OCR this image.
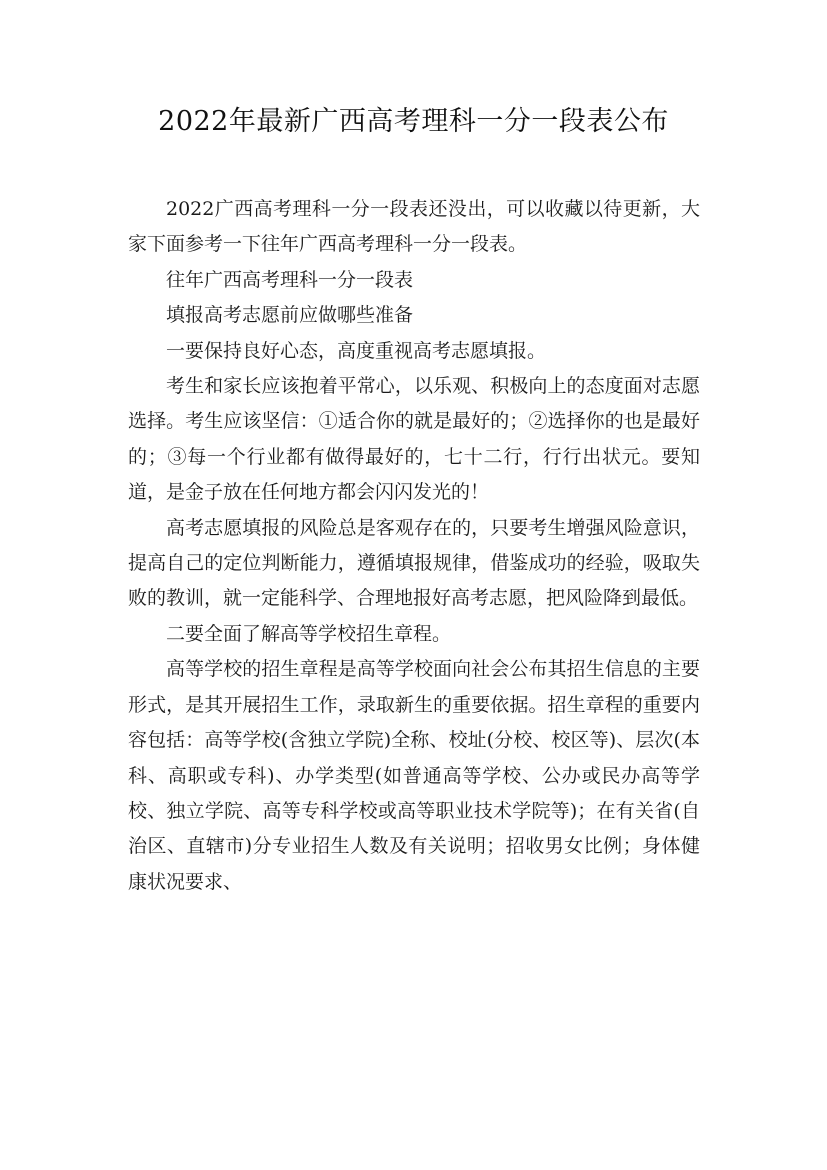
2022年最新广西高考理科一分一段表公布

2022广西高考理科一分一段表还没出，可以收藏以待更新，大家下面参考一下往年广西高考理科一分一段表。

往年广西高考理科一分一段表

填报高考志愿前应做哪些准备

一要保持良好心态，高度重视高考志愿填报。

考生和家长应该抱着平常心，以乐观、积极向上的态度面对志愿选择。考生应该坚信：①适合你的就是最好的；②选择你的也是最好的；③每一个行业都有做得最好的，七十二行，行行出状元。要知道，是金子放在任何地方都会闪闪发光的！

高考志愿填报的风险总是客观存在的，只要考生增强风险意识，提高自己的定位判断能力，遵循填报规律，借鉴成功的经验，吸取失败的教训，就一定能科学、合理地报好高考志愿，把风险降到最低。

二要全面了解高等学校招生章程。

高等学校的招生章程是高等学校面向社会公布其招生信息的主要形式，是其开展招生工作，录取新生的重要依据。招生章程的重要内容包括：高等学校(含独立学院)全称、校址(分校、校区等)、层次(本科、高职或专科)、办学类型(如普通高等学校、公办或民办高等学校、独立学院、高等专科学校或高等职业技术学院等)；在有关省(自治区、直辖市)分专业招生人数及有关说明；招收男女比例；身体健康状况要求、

---

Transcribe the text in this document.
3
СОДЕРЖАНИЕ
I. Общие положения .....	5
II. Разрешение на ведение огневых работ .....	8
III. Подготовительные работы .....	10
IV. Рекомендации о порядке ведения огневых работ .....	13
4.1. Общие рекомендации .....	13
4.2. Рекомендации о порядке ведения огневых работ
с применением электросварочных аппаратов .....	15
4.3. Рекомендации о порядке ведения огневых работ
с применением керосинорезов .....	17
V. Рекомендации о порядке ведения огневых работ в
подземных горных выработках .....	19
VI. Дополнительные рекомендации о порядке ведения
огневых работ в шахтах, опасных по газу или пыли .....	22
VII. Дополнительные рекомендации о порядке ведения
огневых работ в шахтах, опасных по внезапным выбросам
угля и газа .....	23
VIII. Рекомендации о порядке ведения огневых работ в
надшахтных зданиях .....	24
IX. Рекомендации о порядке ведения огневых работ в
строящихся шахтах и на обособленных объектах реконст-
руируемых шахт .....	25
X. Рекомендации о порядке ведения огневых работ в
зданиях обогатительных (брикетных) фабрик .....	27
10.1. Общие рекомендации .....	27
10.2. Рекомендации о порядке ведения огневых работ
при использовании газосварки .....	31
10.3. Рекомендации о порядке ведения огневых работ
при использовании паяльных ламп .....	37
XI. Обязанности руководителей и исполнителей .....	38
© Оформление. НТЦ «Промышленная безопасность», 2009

» **EXERCISE DETAILS**: Locate all lines in the listing above with the word "шахтах". Copy them.

» **RESULT BELOW**:
огневых работ в шахтах, опасных по газу или пыли .....	22
огневых работ в шахтах, опасных по внезапным выбросам
строящихся шахтах и на обособленных объектах реконст-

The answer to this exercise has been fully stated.